● **SET TASK**:
Extract each line of the records below that contains the word "summary".

● **DATASET RECORDS**:

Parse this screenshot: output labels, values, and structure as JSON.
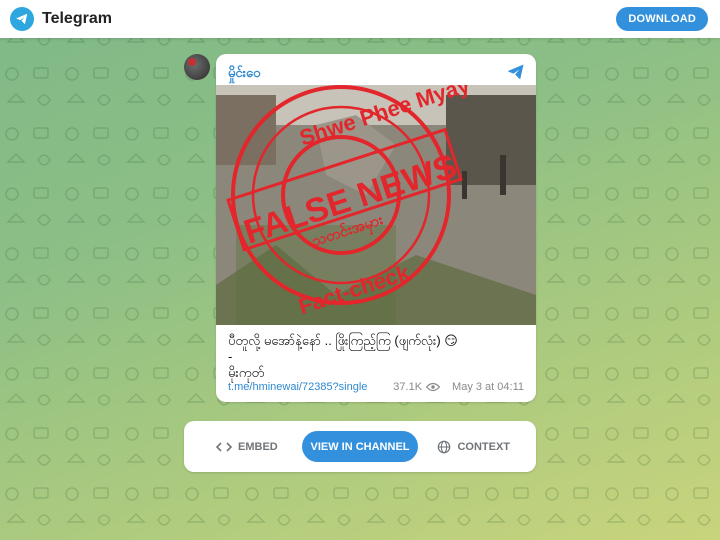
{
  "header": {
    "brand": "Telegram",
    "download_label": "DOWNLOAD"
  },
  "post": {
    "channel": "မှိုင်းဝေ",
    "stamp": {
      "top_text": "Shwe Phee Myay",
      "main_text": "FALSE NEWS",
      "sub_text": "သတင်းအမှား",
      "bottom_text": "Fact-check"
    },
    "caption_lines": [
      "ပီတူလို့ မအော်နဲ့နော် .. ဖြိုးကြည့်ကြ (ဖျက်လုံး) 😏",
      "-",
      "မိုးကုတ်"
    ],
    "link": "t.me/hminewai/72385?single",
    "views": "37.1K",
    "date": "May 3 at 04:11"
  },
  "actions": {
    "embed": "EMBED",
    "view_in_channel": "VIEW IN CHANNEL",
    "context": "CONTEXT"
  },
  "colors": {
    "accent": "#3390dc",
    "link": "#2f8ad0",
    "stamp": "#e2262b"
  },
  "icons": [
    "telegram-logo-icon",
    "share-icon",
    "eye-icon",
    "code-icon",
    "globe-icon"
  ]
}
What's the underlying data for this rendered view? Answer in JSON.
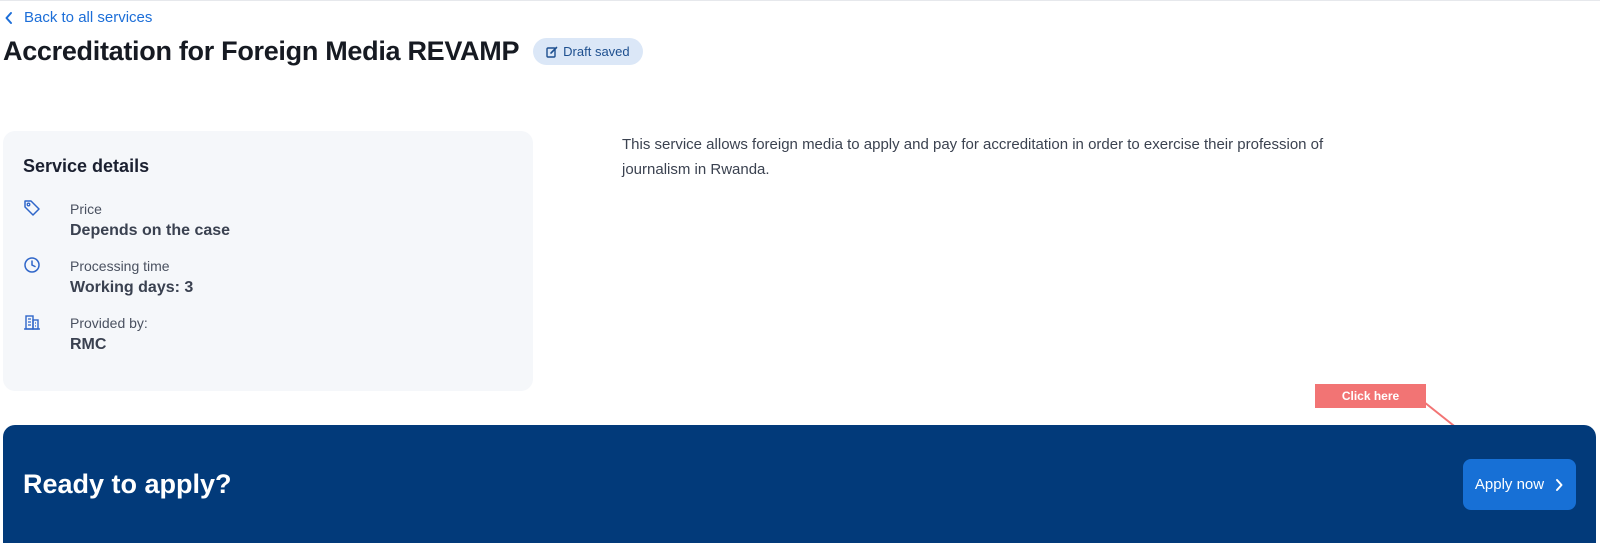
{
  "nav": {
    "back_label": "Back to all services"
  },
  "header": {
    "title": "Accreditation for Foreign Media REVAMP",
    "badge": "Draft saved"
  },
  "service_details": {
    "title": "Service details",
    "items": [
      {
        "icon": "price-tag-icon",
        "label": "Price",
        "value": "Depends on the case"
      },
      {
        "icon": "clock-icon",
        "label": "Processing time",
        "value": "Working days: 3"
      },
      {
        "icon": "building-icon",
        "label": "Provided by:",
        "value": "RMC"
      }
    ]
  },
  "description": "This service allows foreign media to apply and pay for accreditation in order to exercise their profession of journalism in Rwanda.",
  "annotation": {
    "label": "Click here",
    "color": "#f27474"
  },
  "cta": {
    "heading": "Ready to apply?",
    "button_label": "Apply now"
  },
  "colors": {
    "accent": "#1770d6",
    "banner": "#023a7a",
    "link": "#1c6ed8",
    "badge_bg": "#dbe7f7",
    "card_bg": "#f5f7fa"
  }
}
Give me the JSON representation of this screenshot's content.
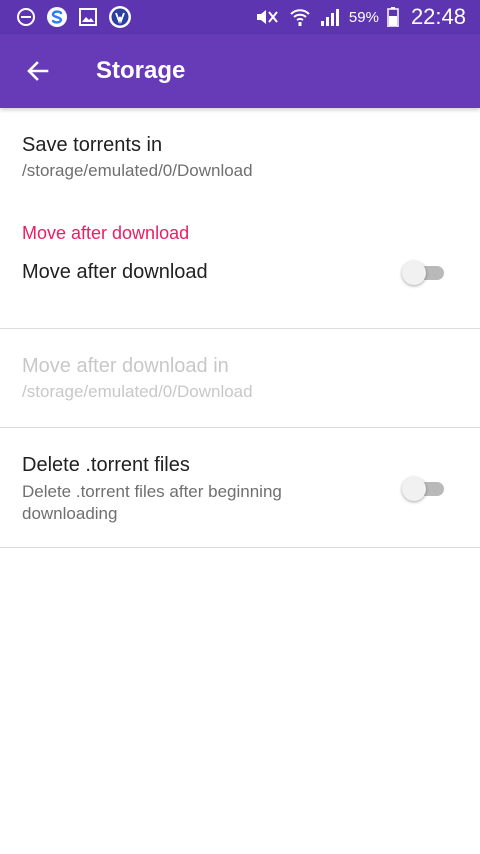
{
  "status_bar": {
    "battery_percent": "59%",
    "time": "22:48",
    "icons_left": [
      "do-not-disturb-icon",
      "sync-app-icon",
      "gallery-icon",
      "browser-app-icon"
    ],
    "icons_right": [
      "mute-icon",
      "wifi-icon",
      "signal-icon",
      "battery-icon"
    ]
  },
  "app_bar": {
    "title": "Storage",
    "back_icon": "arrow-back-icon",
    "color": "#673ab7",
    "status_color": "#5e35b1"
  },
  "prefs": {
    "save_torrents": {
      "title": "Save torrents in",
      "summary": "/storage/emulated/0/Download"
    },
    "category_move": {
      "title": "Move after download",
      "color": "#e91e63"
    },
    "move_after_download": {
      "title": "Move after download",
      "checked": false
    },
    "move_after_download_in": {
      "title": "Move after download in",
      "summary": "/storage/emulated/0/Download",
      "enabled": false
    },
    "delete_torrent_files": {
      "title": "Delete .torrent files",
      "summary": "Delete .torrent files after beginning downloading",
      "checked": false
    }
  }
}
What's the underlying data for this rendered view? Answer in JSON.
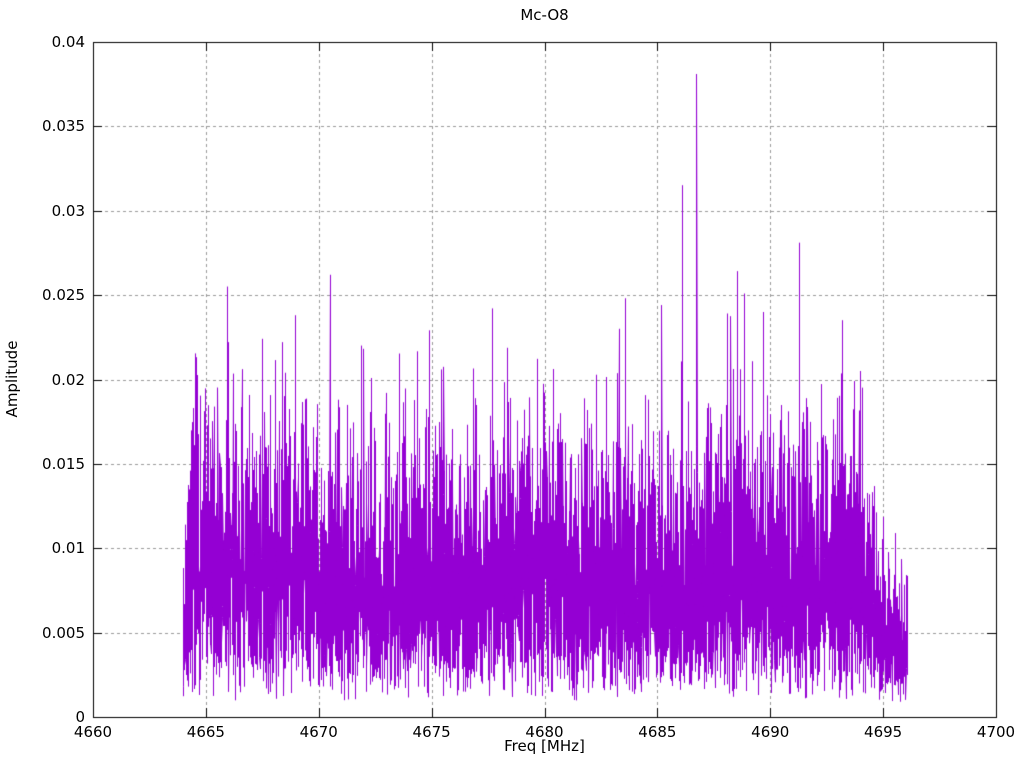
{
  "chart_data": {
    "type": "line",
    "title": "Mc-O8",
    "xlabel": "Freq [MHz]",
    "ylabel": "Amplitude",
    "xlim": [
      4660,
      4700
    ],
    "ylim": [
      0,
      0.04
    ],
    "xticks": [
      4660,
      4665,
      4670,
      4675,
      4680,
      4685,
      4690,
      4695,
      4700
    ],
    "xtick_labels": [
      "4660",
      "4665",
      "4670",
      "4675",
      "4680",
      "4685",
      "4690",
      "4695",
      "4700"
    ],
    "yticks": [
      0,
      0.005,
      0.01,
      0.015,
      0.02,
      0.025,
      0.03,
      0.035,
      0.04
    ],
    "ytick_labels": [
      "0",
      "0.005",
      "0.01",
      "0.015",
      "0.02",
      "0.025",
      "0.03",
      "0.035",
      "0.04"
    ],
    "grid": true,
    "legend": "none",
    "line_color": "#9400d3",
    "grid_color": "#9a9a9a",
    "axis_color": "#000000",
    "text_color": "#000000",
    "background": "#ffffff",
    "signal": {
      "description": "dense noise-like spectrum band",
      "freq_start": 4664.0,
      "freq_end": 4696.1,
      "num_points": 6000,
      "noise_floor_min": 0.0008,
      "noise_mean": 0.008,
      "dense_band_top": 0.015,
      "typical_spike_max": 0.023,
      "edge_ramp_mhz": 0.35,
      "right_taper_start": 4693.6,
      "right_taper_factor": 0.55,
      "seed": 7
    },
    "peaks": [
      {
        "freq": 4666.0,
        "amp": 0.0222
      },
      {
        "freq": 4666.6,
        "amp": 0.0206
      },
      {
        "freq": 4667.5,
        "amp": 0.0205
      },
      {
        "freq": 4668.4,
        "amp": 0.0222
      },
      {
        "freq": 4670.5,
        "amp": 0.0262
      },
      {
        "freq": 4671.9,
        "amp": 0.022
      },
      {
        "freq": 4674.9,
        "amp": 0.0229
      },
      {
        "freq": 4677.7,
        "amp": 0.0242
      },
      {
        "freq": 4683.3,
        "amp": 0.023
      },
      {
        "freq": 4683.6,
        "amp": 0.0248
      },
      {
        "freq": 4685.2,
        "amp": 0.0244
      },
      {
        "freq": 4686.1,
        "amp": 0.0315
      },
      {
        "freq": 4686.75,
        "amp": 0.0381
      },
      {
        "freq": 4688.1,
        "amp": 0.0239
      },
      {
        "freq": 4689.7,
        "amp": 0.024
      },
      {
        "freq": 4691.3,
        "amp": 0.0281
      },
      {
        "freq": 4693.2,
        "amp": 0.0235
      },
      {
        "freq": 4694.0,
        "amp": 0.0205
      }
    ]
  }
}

● **TASK ANSWER**:
      "summary": "/storage/emulated/0/Download"
      "summary": "/storage/emulated/0/Download",
      "summary": "Delete .torrent files after beginning downloading",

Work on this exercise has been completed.